**Prompt**
Extract the listing lines verbatim, beginning at the line that contains "label-part: [GeV] xyxy=(53,268,166,312)" and stopping after the line that contains "fit-value: 20.742 xyxy=(736,410,858,454)".

■ ■ ■

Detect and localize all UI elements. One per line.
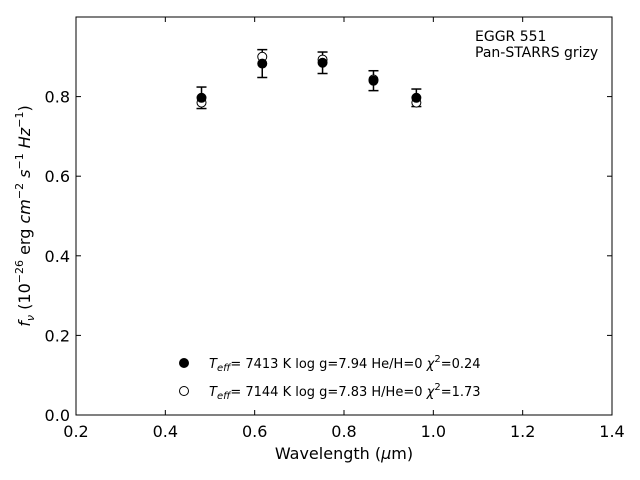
legend-marker-filled — [179, 358, 189, 368]
y-axis-title: fν (10−26 erg cm−2 s−1 Hz−1) — [13, 105, 37, 326]
y-tick-label: 0.8 — [45, 88, 70, 107]
observed-point — [196, 92, 207, 103]
legend-entry-open: Teff= 7144 K log g=7.83 H/He=0 χ2=1.73 — [209, 382, 481, 402]
y-tick-label: 0.0 — [45, 406, 70, 425]
axis-ticks — [75, 17, 613, 416]
error-bars — [196, 48, 422, 110]
observed-points — [196, 57, 422, 103]
observed-point — [411, 92, 422, 103]
model-points — [196, 51, 422, 108]
observed-point — [368, 75, 379, 86]
plot-frame — [75, 16, 613, 416]
y-tick-label: 0.2 — [45, 326, 70, 345]
x-axis-title: Wavelength (μm) — [275, 444, 413, 463]
annotation-line-2: Pan-STARRS grizy — [475, 45, 598, 61]
observed-point — [257, 58, 268, 69]
x-tick-labels: 0.2 0.4 0.6 0.8 1.0 1.2 1.4 — [63, 422, 624, 441]
x-tick-label: 1.4 — [599, 422, 624, 441]
legend: Teff= 7413 K log g=7.94 He/H=0 χ2=0.24 T… — [179, 354, 481, 402]
x-tick-label: 0.2 — [63, 422, 88, 441]
x-tick-label: 0.6 — [242, 422, 267, 441]
x-tick-label: 0.4 — [153, 422, 178, 441]
annotation-line-1: EGGR 551 — [475, 29, 546, 45]
y-tick-label: 0.6 — [45, 167, 70, 186]
x-tick-label: 1.2 — [510, 422, 535, 441]
x-tick-label: 0.8 — [331, 422, 356, 441]
legend-marker-open — [179, 386, 189, 396]
y-tick-labels: 0.0 0.2 0.4 0.6 0.8 — [45, 88, 70, 425]
legend-entry-filled: Teff= 7413 K log g=7.94 He/H=0 χ2=0.24 — [209, 354, 481, 374]
y-tick-label: 0.4 — [45, 247, 70, 266]
x-tick-label: 1.0 — [421, 422, 446, 441]
observed-point — [317, 57, 328, 68]
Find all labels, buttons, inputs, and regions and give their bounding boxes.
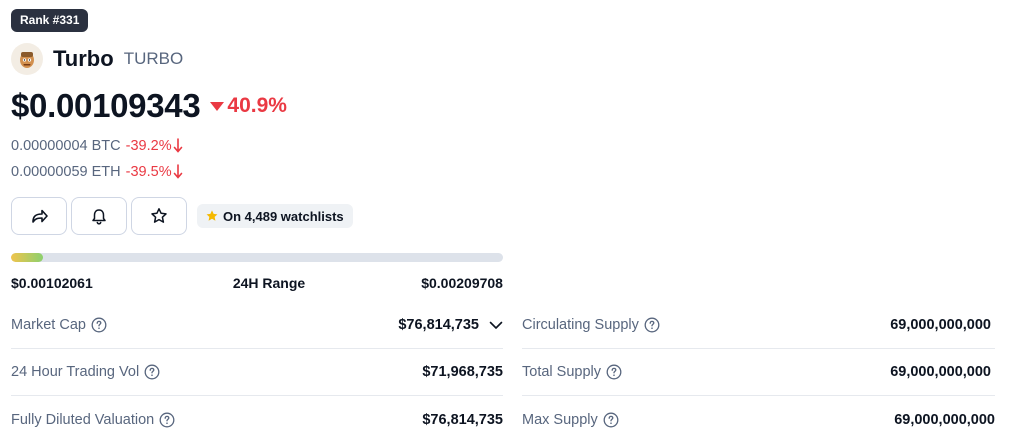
- market-cap-value: $76,814,735: [398, 317, 479, 333]
- info-icon[interactable]: [606, 364, 622, 380]
- 24h-range-bar: [11, 253, 503, 262]
- rank-badge: Rank #331: [11, 9, 89, 32]
- coin-price: $0.00109343: [11, 87, 201, 124]
- range-high: $0.00209708: [421, 275, 503, 291]
- range-label: 24H Range: [232, 275, 306, 291]
- stat-row-trading-vol: 24 Hour Trading Vol $71,968,735: [11, 349, 503, 396]
- stat-label-text: 24 Hour Trading Vol: [11, 364, 140, 380]
- btc-change: -39.2%: [126, 138, 183, 154]
- price-row: $0.00109343 40.9%: [11, 86, 287, 126]
- stats-left-column: Market Cap $76,814,735 24 Hour Trading V…: [11, 302, 503, 439]
- 24h-range-fill: [11, 253, 43, 262]
- stat-label-text: Circulating Supply: [522, 317, 639, 333]
- stat-row-total-supply: Total Supply 69,000,000,000: [522, 349, 995, 396]
- stat-label: Max Supply: [522, 412, 619, 428]
- caret-down-icon: [210, 101, 225, 111]
- stat-value: $76,814,735: [422, 411, 503, 428]
- price-alert-button[interactable]: [71, 197, 127, 235]
- stat-label: Fully Diluted Valuation: [11, 412, 175, 428]
- stat-label-text: Market Cap: [11, 317, 86, 333]
- add-to-watchlist-button[interactable]: [131, 197, 187, 235]
- action-bar: On 4,489 watchlists: [11, 197, 353, 235]
- watchlist-count-text: On 4,489 watchlists: [223, 208, 344, 224]
- eth-price-row: 0.00000059 ETH -39.5%: [11, 163, 183, 181]
- price-change-24h: 40.9%: [210, 94, 287, 118]
- stat-row-circulating-supply: Circulating Supply 69,000,000,000: [522, 302, 995, 349]
- btc-price: 0.00000004 BTC: [11, 138, 121, 154]
- share-button[interactable]: [11, 197, 67, 235]
- info-icon[interactable]: [644, 317, 660, 333]
- stat-value: $71,968,735: [422, 364, 503, 380]
- arrow-down-icon: [173, 164, 182, 179]
- stats-right-column: Circulating Supply 69,000,000,000 Total …: [522, 302, 995, 439]
- stat-label-text: Fully Diluted Valuation: [11, 411, 155, 428]
- btc-change-value: -39.2%: [125, 138, 172, 154]
- stat-row-market-cap: Market Cap $76,814,735: [11, 302, 503, 349]
- stat-value: 69,000,000,000: [894, 411, 995, 428]
- star-outline-icon: [151, 208, 167, 223]
- stat-label: 24 Hour Trading Vol: [11, 364, 160, 380]
- stat-label: Circulating Supply: [522, 317, 660, 333]
- stat-label-text: Total Supply: [522, 364, 601, 380]
- stat-label-text: Max Supply: [522, 411, 598, 428]
- star-filled-icon: [205, 209, 219, 223]
- 24h-range-labels: $0.00102061 24H Range $0.00209708: [11, 273, 503, 293]
- stat-value: 69,000,000,000: [890, 317, 991, 333]
- stat-row-max-supply: Max Supply 69,000,000,000: [522, 396, 995, 439]
- stat-value: 69,000,000,000: [890, 364, 991, 380]
- coin-symbol: TURBO: [123, 49, 184, 68]
- chevron-down-icon[interactable]: [489, 321, 503, 330]
- coin-name: Turbo: [53, 46, 114, 71]
- share-icon: [32, 209, 48, 223]
- stat-label: Market Cap: [11, 317, 107, 333]
- watchlist-count-badge: On 4,489 watchlists: [197, 204, 353, 228]
- coin-header: Turbo TURBO: [11, 43, 183, 75]
- stat-row-fdv: Fully Diluted Valuation $76,814,735: [11, 396, 503, 439]
- bell-icon: [92, 208, 106, 225]
- info-icon[interactable]: [159, 412, 175, 428]
- price-change-value: 40.9%: [227, 94, 287, 117]
- eth-change: -39.5%: [126, 164, 183, 180]
- btc-price-row: 0.00000004 BTC -39.2%: [11, 137, 183, 155]
- stat-label: Total Supply: [522, 364, 622, 380]
- info-icon[interactable]: [144, 364, 160, 380]
- arrow-down-icon: [173, 138, 182, 153]
- info-icon[interactable]: [603, 412, 619, 428]
- stat-value: $76,814,735: [398, 317, 503, 333]
- info-icon[interactable]: [91, 317, 107, 333]
- turbo-logo-icon: [11, 43, 43, 75]
- eth-change-value: -39.5%: [125, 164, 172, 180]
- range-low: $0.00102061: [11, 275, 93, 291]
- eth-price: 0.00000059 ETH: [11, 164, 121, 180]
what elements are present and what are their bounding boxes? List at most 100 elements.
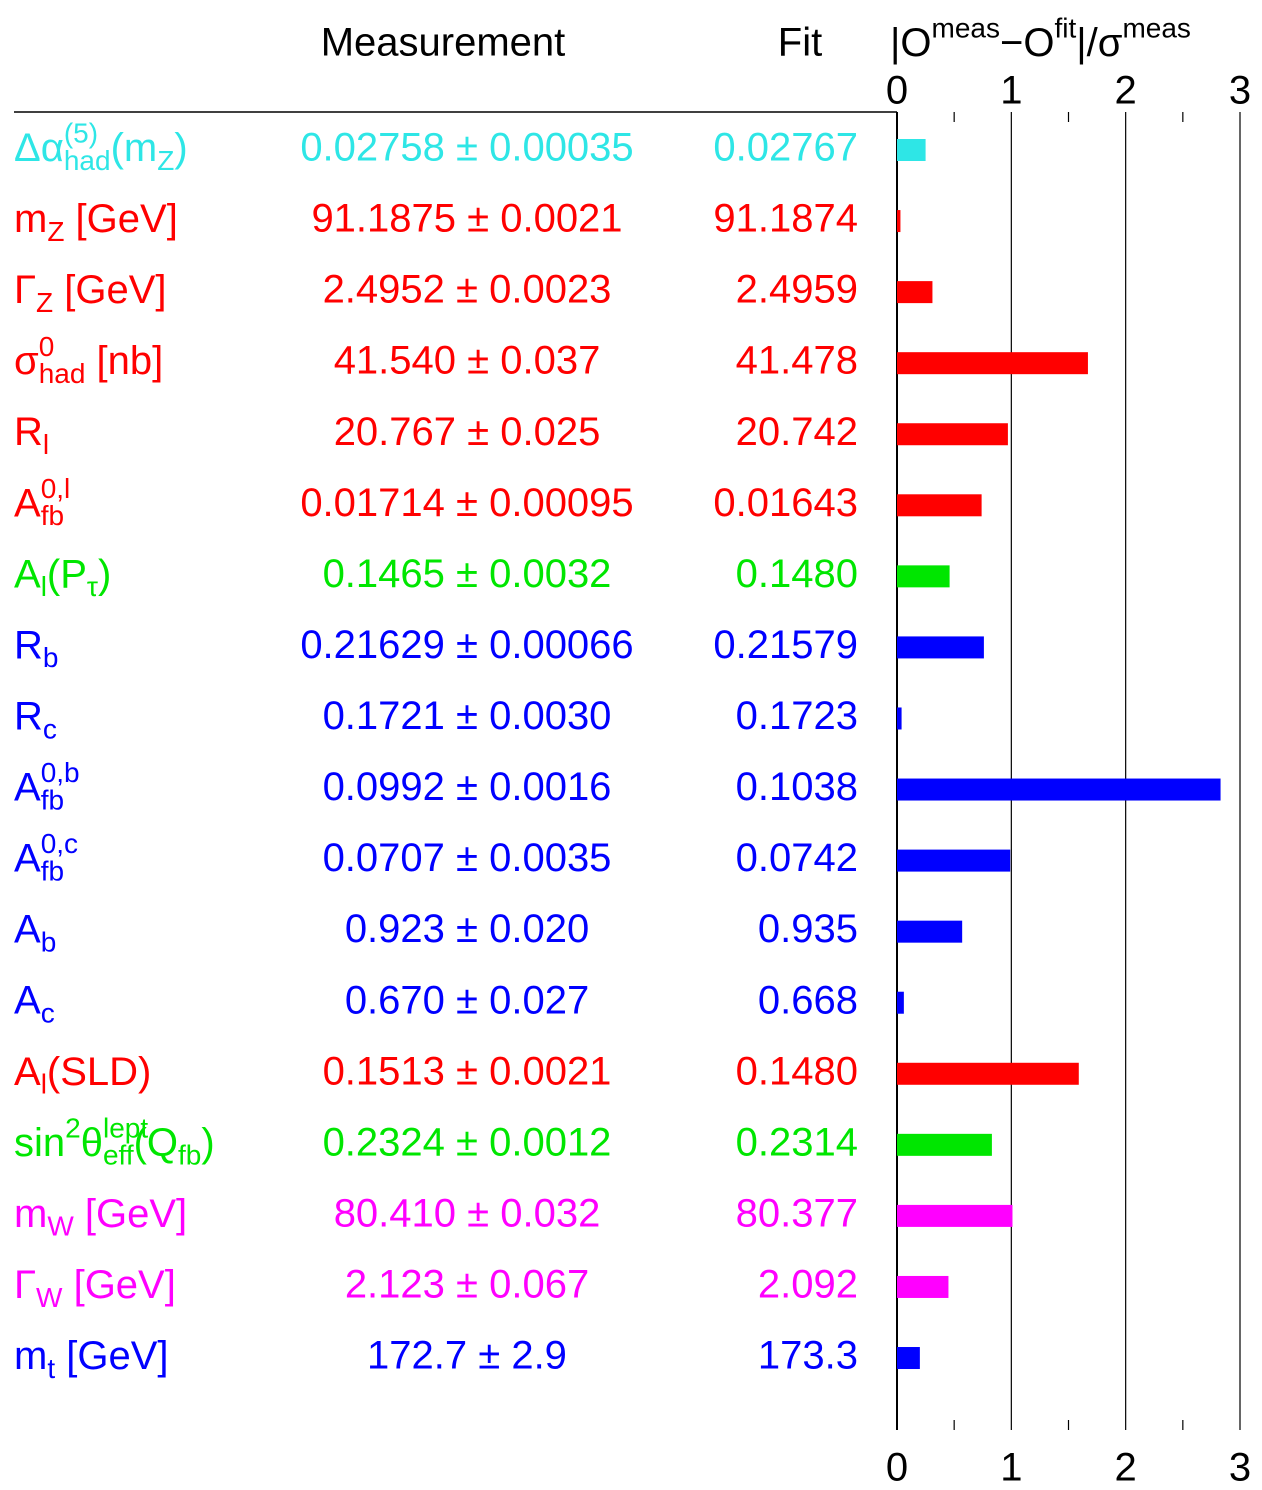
label-part: [GeV] xyxy=(53,268,166,312)
label-part: ) xyxy=(201,1120,214,1164)
row-label: Rb xyxy=(14,623,58,674)
measurement: 2.123 ± 0.067 xyxy=(345,1263,589,1307)
row-label: Ac xyxy=(14,978,55,1029)
label-part: (Q xyxy=(134,1120,178,1164)
row-label: Rl xyxy=(14,410,49,461)
subscript: W xyxy=(36,1282,63,1313)
measurement: 20.767 ± 0.025 xyxy=(334,410,601,454)
fit-value: 0.1480 xyxy=(736,1049,858,1093)
bar xyxy=(897,849,1011,872)
fit-value: 0.21579 xyxy=(713,623,858,667)
subscript: l xyxy=(41,572,47,603)
row-label: ΓZ [GeV] xyxy=(14,268,167,319)
measurement-header: Measurement xyxy=(321,21,566,65)
label-part: A xyxy=(14,978,41,1022)
bar xyxy=(897,494,982,517)
fit-value: 0.01643 xyxy=(713,481,858,525)
bar xyxy=(897,1062,1079,1085)
label-part: R xyxy=(14,410,43,454)
bar xyxy=(897,281,933,304)
bar xyxy=(897,1347,920,1370)
bar xyxy=(897,920,963,943)
fit-value: 41.478 xyxy=(736,339,858,383)
subscript: t xyxy=(47,1353,55,1384)
superscript: (5) xyxy=(64,118,98,149)
bar xyxy=(897,423,1008,446)
bar xyxy=(897,352,1088,375)
fit-value: 0.0742 xyxy=(736,836,858,880)
bar xyxy=(897,1204,1013,1227)
superscript: 0,b xyxy=(41,758,80,789)
fit-value: 20.742 xyxy=(736,410,858,454)
label-part: −O xyxy=(1000,21,1054,65)
label-part: A xyxy=(14,836,41,880)
x-tick-label: 2 xyxy=(1115,1446,1137,1490)
bar xyxy=(897,1133,992,1156)
subscript: fb xyxy=(41,856,64,887)
measurement: 0.1465 ± 0.0032 xyxy=(323,552,612,596)
superscript: 0 xyxy=(39,331,55,362)
measurement: 0.02758 ± 0.00035 xyxy=(300,126,633,170)
x-tick-label: 1 xyxy=(1000,1446,1022,1490)
subscript: b xyxy=(43,643,59,674)
row-label: Rc xyxy=(14,694,57,745)
fit-value: 91.1874 xyxy=(713,197,858,241)
label-part: A xyxy=(14,1049,41,1093)
subscript: had xyxy=(64,145,111,176)
fit-value: 0.02767 xyxy=(713,126,858,170)
superscript: meas xyxy=(932,13,1000,44)
bar xyxy=(897,778,1221,801)
measurement: 41.540 ± 0.037 xyxy=(334,339,601,383)
subscript: c xyxy=(41,998,55,1029)
fit-value: 80.377 xyxy=(736,1191,858,1235)
subscript: had xyxy=(39,358,86,389)
label-part: sin xyxy=(14,1120,65,1164)
measurement: 0.21629 ± 0.00066 xyxy=(300,623,633,667)
axis-title: |Omeas−Ofit|/σmeas xyxy=(890,13,1191,65)
label-part: |/σ xyxy=(1076,21,1123,65)
measurement: 0.01714 ± 0.00095 xyxy=(300,481,633,525)
measurement: 0.923 ± 0.020 xyxy=(345,907,589,951)
bar xyxy=(897,1275,949,1298)
bar xyxy=(897,565,950,588)
x-tick-label: 0 xyxy=(886,1446,908,1490)
x-tick-label: 3 xyxy=(1229,1446,1251,1490)
label-part: Δα xyxy=(14,126,64,170)
fit-value: 173.3 xyxy=(758,1334,858,1378)
label-part: A xyxy=(14,552,41,596)
label-part: [GeV] xyxy=(74,1191,187,1235)
x-tick-label: 1 xyxy=(1000,69,1022,113)
measurement: 172.7 ± 2.9 xyxy=(367,1334,567,1378)
label-part: m xyxy=(14,1334,47,1378)
superscript: lept xyxy=(103,1113,148,1144)
fit-value: 0.1480 xyxy=(736,552,858,596)
label-part: (m xyxy=(111,126,158,170)
superscript: meas xyxy=(1122,13,1190,44)
subscript: fb xyxy=(41,500,64,531)
row-label: mZ [GeV] xyxy=(14,197,178,248)
label-part: R xyxy=(14,623,43,667)
row-label: mW [GeV] xyxy=(14,1191,187,1242)
subscript: Z xyxy=(36,287,53,318)
subscript: W xyxy=(47,1211,74,1242)
x-tick-label: 0 xyxy=(886,69,908,113)
row-label: Al(SLD) xyxy=(14,1049,151,1100)
row-label: Al(Pτ) xyxy=(14,552,111,603)
row-label: mt [GeV] xyxy=(14,1334,169,1385)
label-part: m xyxy=(14,1191,47,1235)
label-part: [GeV] xyxy=(62,1263,175,1307)
measurement: 2.4952 ± 0.0023 xyxy=(323,268,612,312)
label-part: Γ xyxy=(14,1263,36,1307)
subscript: l xyxy=(43,429,49,460)
fit-value: 0.1038 xyxy=(736,765,858,809)
label-part: Γ xyxy=(14,268,36,312)
x-tick-label: 3 xyxy=(1229,69,1251,113)
bar xyxy=(897,210,901,233)
subscript: eff xyxy=(103,1140,134,1171)
label-part: R xyxy=(14,694,43,738)
label-part: A xyxy=(14,765,41,809)
row-label: sin2θlept eff(Qfb) xyxy=(14,1113,215,1171)
superscript: 0,c xyxy=(41,829,78,860)
label-part: ) xyxy=(174,126,187,170)
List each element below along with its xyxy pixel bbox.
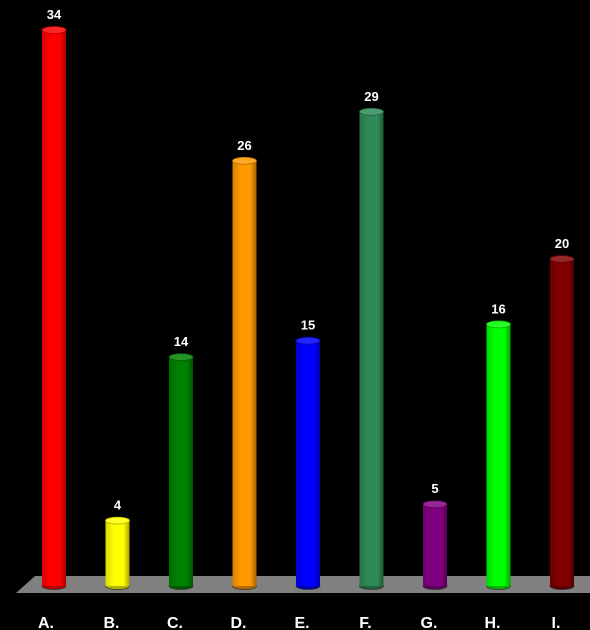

■ ■ ■

**The reply**
label-part: [GeV] xyxy=(53,268,166,312)
label-part: ) xyxy=(201,1120,214,1164)
row-label: Rb xyxy=(14,623,58,674)
measurement: 2.123 ± 0.067 xyxy=(345,1263,589,1307)
row-label: Ac xyxy=(14,978,55,1029)
label-part: (Q xyxy=(134,1120,178,1164)
row-label: Rl xyxy=(14,410,49,461)
subscript: W xyxy=(36,1282,63,1313)
measurement: 20.767 ± 0.025 xyxy=(334,410,601,454)
fit-value: 0.1480 xyxy=(736,1049,858,1093)
bar xyxy=(897,849,1011,872)
fit-value: 0.21579 xyxy=(713,623,858,667)
subscript: l xyxy=(41,572,47,603)
row-label: ΓZ [GeV] xyxy=(14,268,167,319)
measurement-header: Measurement xyxy=(321,21,566,65)
label-part: A xyxy=(14,978,41,1022)
bar xyxy=(897,494,982,517)
fit-value: 0.01643 xyxy=(713,481,858,525)
bar xyxy=(897,1062,1079,1085)
label-part: R xyxy=(14,410,43,454)
bar xyxy=(897,281,933,304)
bar xyxy=(897,1347,920,1370)
bar xyxy=(897,920,963,943)
fit-value: 41.478 xyxy=(736,339,858,383)
subscript: t xyxy=(47,1353,55,1384)
superscript: (5) xyxy=(64,118,98,149)
bar xyxy=(897,423,1008,446)
bar xyxy=(897,352,1088,375)
fit-value: 0.0742 xyxy=(736,836,858,880)
bar xyxy=(897,1204,1013,1227)
superscript: 0,b xyxy=(41,758,80,789)
fit-value: 20.742 xyxy=(736,410,858,454)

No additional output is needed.